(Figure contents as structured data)
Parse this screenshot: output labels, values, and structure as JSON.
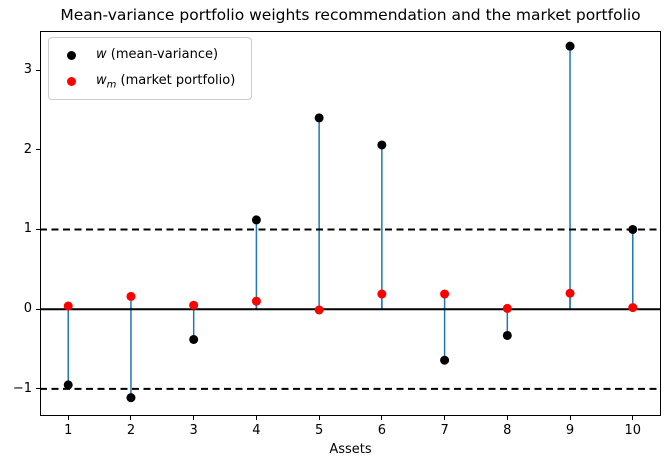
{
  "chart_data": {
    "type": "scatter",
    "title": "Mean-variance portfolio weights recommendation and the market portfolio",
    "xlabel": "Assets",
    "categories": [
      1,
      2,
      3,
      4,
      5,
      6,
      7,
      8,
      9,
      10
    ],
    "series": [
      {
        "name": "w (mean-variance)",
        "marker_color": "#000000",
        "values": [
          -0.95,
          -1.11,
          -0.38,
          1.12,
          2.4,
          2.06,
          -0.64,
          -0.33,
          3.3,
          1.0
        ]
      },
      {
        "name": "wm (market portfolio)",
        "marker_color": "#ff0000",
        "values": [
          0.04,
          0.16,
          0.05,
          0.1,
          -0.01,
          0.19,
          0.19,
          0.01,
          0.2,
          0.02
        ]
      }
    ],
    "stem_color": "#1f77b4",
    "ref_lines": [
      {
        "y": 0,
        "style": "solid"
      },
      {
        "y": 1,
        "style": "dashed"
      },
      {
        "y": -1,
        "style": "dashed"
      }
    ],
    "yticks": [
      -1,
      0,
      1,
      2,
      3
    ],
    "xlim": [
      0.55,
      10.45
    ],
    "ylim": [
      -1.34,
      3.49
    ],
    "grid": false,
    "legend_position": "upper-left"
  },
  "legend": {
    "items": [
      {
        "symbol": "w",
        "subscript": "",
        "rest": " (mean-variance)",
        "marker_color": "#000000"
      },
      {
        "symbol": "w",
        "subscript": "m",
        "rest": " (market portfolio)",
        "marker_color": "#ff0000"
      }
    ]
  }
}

- Given exercise
Images must not appear in the copy; reproduce everything else in the records verbatim.

- Response below
Parse this screenshot: output labels, values, and structure as JSON.
{
  "chart_data": {
    "type": "scatter",
    "title": "Mean-variance portfolio weights recommendation and the market portfolio",
    "xlabel": "Assets",
    "categories": [
      1,
      2,
      3,
      4,
      5,
      6,
      7,
      8,
      9,
      10
    ],
    "series": [
      {
        "name": "w (mean-variance)",
        "marker_color": "#000000",
        "values": [
          -0.95,
          -1.11,
          -0.38,
          1.12,
          2.4,
          2.06,
          -0.64,
          -0.33,
          3.3,
          1.0
        ]
      },
      {
        "name": "wm (market portfolio)",
        "marker_color": "#ff0000",
        "values": [
          0.04,
          0.16,
          0.05,
          0.1,
          -0.01,
          0.19,
          0.19,
          0.01,
          0.2,
          0.02
        ]
      }
    ],
    "stem_color": "#1f77b4",
    "ref_lines": [
      {
        "y": 0,
        "style": "solid"
      },
      {
        "y": 1,
        "style": "dashed"
      },
      {
        "y": -1,
        "style": "dashed"
      }
    ],
    "yticks": [
      -1,
      0,
      1,
      2,
      3
    ],
    "xlim": [
      0.55,
      10.45
    ],
    "ylim": [
      -1.34,
      3.49
    ],
    "grid": false,
    "legend_position": "upper-left"
  },
  "legend": {
    "items": [
      {
        "symbol": "w",
        "subscript": "",
        "rest": " (mean-variance)",
        "marker_color": "#000000"
      },
      {
        "symbol": "w",
        "subscript": "m",
        "rest": " (market portfolio)",
        "marker_color": "#ff0000"
      }
    ]
  }
}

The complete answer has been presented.